[Saved entries]
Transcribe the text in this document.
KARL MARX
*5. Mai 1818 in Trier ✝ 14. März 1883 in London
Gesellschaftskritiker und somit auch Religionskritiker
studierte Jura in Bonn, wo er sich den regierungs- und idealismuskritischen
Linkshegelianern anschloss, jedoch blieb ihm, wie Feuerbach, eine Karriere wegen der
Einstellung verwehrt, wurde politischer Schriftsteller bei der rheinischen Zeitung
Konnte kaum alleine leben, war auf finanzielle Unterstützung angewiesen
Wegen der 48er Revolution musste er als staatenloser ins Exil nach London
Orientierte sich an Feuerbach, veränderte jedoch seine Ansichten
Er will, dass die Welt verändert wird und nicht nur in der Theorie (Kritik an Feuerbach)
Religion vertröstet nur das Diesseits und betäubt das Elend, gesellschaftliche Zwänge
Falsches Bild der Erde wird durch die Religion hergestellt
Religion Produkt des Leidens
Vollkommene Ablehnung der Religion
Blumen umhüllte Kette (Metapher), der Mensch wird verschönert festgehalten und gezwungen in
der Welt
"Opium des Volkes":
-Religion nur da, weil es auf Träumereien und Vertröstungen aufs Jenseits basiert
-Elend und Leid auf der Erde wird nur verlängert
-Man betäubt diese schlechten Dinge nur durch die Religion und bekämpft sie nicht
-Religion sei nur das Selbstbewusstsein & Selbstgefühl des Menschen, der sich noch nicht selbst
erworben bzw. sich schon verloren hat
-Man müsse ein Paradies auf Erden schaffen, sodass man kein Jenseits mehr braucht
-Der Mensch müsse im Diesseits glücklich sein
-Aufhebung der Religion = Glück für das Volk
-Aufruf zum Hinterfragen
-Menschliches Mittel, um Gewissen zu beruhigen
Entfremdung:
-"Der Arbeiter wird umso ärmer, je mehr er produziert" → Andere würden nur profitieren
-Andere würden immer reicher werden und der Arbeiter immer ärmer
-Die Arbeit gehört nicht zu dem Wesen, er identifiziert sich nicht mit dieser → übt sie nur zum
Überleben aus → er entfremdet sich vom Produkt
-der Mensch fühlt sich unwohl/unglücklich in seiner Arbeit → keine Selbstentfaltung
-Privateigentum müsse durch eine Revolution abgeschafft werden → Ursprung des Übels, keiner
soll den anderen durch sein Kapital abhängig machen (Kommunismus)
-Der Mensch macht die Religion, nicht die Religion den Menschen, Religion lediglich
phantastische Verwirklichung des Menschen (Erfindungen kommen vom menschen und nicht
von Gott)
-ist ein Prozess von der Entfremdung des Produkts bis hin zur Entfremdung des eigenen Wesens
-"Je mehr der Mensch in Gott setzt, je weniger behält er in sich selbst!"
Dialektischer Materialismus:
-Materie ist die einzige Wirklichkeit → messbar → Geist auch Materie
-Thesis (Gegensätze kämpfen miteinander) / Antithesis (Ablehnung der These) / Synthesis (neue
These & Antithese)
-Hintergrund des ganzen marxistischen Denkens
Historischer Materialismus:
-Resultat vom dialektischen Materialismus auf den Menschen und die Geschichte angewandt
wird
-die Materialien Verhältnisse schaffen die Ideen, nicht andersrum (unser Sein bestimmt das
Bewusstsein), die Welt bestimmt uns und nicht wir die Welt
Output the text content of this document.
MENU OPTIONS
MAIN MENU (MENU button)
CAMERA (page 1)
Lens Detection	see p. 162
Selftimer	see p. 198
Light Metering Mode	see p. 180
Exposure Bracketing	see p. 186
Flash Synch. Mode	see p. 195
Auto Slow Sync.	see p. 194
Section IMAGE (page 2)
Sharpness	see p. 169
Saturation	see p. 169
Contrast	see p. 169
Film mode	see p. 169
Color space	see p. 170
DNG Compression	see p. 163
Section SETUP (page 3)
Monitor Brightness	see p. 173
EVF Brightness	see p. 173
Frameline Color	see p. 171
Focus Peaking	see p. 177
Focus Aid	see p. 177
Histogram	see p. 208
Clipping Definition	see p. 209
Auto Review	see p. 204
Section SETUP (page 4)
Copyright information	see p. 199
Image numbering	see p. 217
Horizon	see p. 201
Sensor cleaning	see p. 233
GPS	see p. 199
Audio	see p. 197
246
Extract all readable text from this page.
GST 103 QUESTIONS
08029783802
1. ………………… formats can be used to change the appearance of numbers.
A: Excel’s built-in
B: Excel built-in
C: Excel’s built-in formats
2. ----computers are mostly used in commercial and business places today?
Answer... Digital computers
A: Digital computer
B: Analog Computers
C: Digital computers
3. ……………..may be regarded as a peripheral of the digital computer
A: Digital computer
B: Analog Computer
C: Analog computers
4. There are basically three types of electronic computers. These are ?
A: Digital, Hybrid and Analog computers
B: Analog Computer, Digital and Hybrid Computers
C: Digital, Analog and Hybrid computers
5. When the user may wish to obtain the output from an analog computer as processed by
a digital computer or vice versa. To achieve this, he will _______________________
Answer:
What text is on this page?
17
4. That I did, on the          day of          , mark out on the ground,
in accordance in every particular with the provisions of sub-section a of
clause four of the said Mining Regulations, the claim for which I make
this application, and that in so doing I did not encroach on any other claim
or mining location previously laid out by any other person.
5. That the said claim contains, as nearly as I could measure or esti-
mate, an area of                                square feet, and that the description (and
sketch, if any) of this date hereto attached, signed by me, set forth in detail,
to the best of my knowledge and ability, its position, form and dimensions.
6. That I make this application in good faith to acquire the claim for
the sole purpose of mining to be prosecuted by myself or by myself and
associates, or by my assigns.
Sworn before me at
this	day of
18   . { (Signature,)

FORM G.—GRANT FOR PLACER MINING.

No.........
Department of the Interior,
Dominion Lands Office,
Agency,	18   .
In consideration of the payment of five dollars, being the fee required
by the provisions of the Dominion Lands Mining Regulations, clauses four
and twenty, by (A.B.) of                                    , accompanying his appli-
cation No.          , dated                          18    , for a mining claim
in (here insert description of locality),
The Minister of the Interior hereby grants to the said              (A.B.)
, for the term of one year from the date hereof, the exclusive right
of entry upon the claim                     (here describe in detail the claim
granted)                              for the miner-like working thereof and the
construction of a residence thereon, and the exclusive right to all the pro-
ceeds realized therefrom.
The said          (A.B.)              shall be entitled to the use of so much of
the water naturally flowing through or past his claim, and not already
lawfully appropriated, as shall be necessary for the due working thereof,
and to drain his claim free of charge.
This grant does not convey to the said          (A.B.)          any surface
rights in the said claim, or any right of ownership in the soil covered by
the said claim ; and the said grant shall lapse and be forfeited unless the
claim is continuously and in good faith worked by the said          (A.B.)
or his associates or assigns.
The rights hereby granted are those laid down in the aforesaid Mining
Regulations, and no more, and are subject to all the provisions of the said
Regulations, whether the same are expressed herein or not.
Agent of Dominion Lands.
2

**TASK:** Return the lines above exactly, keeping every word.

**COMPLETE ANSWER:**
Transcribe the text in this document.
KARL MARX
*5. Mai 1818 in Trier ✝ 14. März 1883 in London
Gesellschaftskritiker und somit auch Religionskritiker
studierte Jura in Bonn, wo er sich den regierungs- und idealismuskritischen
Linkshegelianern anschloss, jedoch blieb ihm, wie Feuerbach, eine Karriere wegen der
Einstellung verwehrt, wurde politischer Schriftsteller bei der rheinischen Zeitung
Konnte kaum alleine leben, war auf finanzielle Unterstützung angewiesen
Wegen der 48er Revolution musste er als staatenloser ins Exil nach London
Orientierte sich an Feuerbach, veränderte jedoch seine Ansichten
Er will, dass die Welt verändert wird und nicht nur in der Theorie (Kritik an Feuerbach)
Religion vertröstet nur das Diesseits und betäubt das Elend, gesellschaftliche Zwänge
Falsches Bild der Erde wird durch die Religion hergestellt
Religion Produkt des Leidens
Vollkommene Ablehnung der Religion
Blumen umhüllte Kette (Metapher), der Mensch wird verschönert festgehalten und gezwungen in
der Welt
"Opium des Volkes":
-Religion nur da, weil es auf Träumereien und Vertröstungen aufs Jenseits basiert
-Elend und Leid auf der Erde wird nur verlängert
-Man betäubt diese schlechten Dinge nur durch die Religion und bekämpft sie nicht
-Religion sei nur das Selbstbewusstsein & Selbstgefühl des Menschen, der sich noch nicht selbst
erworben bzw. sich schon verloren hat
-Man müsse ein Paradies auf Erden schaffen, sodass man kein Jenseits mehr braucht
-Der Mensch müsse im Diesseits glücklich sein
-Aufhebung der Religion = Glück für das Volk
-Aufruf zum Hinterfragen
-Menschliches Mittel, um Gewissen zu beruhigen
Entfremdung:
-"Der Arbeiter wird umso ärmer, je mehr er produziert" → Andere würden nur profitieren
-Andere würden immer reicher werden und der Arbeiter immer ärmer
-Die Arbeit gehört nicht zu dem Wesen, er identifiziert sich nicht mit dieser → übt sie nur zum
Überleben aus → er entfremdet sich vom Produkt
-der Mensch fühlt sich unwohl/unglücklich in seiner Arbeit → keine Selbstentfaltung
-Privateigentum müsse durch eine Revolution abgeschafft werden → Ursprung des Übels, keiner
soll den anderen durch sein Kapital abhängig machen (Kommunismus)
-Der Mensch macht die Religion, nicht die Religion den Menschen, Religion lediglich
phantastische Verwirklichung des Menschen (Erfindungen kommen vom menschen und nicht
von Gott)
-ist ein Prozess von der Entfremdung des Produkts bis hin zur Entfremdung des eigenen Wesens
-"Je mehr der Mensch in Gott setzt, je weniger behält er in sich selbst!"
Dialektischer Materialismus:
-Materie ist die einzige Wirklichkeit → messbar → Geist auch Materie
-Thesis (Gegensätze kämpfen miteinander) / Antithesis (Ablehnung der These) / Synthesis (neue
These & Antithese)
-Hintergrund des ganzen marxistischen Denkens
Historischer Materialismus:
-Resultat vom dialektischen Materialismus auf den Menschen und die Geschichte angewandt
wird
-die Materialien Verhältnisse schaffen die Ideen, nicht andersrum (unser Sein bestimmt das
Bewusstsein), die Welt bestimmt uns und nicht wir die Welt
Output the text content of this document.
MENU OPTIONS
MAIN MENU (MENU button)
CAMERA (page 1)
Lens Detection	see p. 162
Selftimer	see p. 198
Light Metering Mode	see p. 180
Exposure Bracketing	see p. 186
Flash Synch. Mode	see p. 195
Auto Slow Sync.	see p. 194
Section IMAGE (page 2)
Sharpness	see p. 169
Saturation	see p. 169
Contrast	see p. 169
Film mode	see p. 169
Color space	see p. 170
DNG Compression	see p. 163
Section SETUP (page 3)
Monitor Brightness	see p. 173
EVF Brightness	see p. 173
Frameline Color	see p. 171
Focus Peaking	see p. 177
Focus Aid	see p. 177
Histogram	see p. 208
Clipping Definition	see p. 209
Auto Review	see p. 204
Section SETUP (page 4)
Copyright information	see p. 199
Image numbering	see p. 217
Horizon	see p. 201
Sensor cleaning	see p. 233
GPS	see p. 199
Audio	see p. 197
246
Extract all readable text from this page.
GST 103 QUESTIONS
08029783802
1. ………………… formats can be used to change the appearance of numbers.
A: Excel’s built-in
B: Excel built-in
C: Excel’s built-in formats
2. ----computers are mostly used in commercial and business places today?
Answer... Digital computers
A: Digital computer
B: Analog Computers
C: Digital computers
3. ……………..may be regarded as a peripheral of the digital computer
A: Digital computer
B: Analog Computer
C: Analog computers
4. There are basically three types of electronic computers. These are ?
A: Digital, Hybrid and Analog computers
B: Analog Computer, Digital and Hybrid Computers
C: Digital, Analog and Hybrid computers
5. When the user may wish to obtain the output from an analog computer as processed by
a digital computer or vice versa. To achieve this, he will _______________________
Answer:
What text is on this page?
17
4. That I did, on the          day of          , mark out on the ground,
in accordance in every particular with the provisions of sub-section a of
clause four of the said Mining Regulations, the claim for which I make
this application, and that in so doing I did not encroach on any other claim
or mining location previously laid out by any other person.
5. That the said claim contains, as nearly as I could measure or esti-
mate, an area of                                square feet, and that the description (and
sketch, if any) of this date hereto attached, signed by me, set forth in detail,
to the best of my knowledge and ability, its position, form and dimensions.
6. That I make this application in good faith to acquire the claim for
the sole purpose of mining to be prosecuted by myself or by myself and
associates, or by my assigns.
Sworn before me at
this	day of
18   . { (Signature,)

FORM G.—GRANT FOR PLACER MINING.

No.........
Department of the Interior,
Dominion Lands Office,
Agency,	18   .
In consideration of the payment of five dollars, being the fee required
by the provisions of the Dominion Lands Mining Regulations, clauses four
and twenty, by (A.B.) of                                    , accompanying his appli-
cation No.          , dated                          18    , for a mining claim
in (here insert description of locality),
The Minister of the Interior hereby grants to the said              (A.B.)
, for the term of one year from the date hereof, the exclusive right
of entry upon the claim                     (here describe in detail the claim
granted)                              for the miner-like working thereof and the
construction of a residence thereon, and the exclusive right to all the pro-
ceeds realized therefrom.
The said          (A.B.)              shall be entitled to the use of so much of
the water naturally flowing through or past his claim, and not already
lawfully appropriated, as shall be necessary for the due working thereof,
and to drain his claim free of charge.
This grant does not convey to the said          (A.B.)          any surface
rights in the said claim, or any right of ownership in the soil covered by
the said claim ; and the said grant shall lapse and be forfeited unless the
claim is continuously and in good faith worked by the said          (A.B.)
or his associates or assigns.
The rights hereby granted are those laid down in the aforesaid Mining
Regulations, and no more, and are subject to all the provisions of the said
Regulations, whether the same are expressed herein or not.
Agent of Dominion Lands.
2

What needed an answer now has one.